• What is being asked
Pull out every line with the word "description".

• Supplied records
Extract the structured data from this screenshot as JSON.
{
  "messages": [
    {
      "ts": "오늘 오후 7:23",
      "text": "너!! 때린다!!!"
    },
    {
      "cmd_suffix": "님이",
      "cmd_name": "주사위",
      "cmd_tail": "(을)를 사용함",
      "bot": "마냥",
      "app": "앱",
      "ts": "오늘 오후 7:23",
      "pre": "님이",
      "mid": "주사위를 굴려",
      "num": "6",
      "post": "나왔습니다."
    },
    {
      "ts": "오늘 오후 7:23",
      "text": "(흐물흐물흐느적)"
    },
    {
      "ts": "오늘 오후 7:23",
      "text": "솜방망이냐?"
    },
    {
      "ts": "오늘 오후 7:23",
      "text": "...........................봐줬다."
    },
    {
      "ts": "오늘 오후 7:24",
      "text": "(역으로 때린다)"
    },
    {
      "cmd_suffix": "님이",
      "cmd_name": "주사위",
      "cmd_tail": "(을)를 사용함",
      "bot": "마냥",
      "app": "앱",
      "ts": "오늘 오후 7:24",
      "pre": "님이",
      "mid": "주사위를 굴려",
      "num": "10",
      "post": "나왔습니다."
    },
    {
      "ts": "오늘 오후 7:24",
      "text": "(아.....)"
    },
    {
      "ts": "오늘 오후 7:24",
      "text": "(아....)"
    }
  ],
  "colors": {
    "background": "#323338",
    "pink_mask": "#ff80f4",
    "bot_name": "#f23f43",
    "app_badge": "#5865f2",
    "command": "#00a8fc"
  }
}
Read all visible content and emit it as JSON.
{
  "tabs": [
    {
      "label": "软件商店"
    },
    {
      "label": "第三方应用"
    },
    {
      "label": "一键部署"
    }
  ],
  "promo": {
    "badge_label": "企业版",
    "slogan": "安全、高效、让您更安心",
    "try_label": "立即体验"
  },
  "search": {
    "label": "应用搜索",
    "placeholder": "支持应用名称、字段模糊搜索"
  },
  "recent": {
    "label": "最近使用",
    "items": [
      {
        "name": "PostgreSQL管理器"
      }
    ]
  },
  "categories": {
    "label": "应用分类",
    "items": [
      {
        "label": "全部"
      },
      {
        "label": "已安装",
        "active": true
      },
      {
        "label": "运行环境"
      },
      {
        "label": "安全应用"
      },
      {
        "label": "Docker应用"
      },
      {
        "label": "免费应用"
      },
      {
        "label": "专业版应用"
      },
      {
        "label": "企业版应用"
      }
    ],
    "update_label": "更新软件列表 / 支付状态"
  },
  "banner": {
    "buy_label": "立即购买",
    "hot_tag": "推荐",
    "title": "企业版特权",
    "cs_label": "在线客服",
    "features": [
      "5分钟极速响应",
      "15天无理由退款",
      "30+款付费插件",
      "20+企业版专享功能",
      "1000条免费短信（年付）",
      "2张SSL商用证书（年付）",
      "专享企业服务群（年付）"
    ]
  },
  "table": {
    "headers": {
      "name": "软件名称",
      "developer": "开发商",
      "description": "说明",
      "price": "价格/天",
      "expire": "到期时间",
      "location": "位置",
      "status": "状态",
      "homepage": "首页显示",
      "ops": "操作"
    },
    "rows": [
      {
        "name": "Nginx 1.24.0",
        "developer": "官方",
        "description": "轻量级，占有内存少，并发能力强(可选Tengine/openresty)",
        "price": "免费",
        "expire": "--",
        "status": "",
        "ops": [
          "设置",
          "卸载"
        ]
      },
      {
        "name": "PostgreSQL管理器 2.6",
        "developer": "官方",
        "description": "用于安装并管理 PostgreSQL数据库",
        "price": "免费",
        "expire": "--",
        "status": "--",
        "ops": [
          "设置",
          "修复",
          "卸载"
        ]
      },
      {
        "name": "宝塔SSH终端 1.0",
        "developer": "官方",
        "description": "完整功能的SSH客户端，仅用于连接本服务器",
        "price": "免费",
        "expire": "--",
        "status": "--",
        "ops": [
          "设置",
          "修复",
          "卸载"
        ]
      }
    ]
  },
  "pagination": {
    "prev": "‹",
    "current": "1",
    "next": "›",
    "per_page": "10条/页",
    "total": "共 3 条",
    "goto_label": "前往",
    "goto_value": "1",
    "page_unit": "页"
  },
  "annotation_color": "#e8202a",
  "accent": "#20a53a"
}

• Answer to the exercise
      "description": "说明",
        "description": "轻量级，占有内存少，并发能力强(可选Tengine/openresty)",
        "description": "用于安装并管理 PostgreSQL数据库",
        "description": "完整功能的SSH客户端，仅用于连接本服务器",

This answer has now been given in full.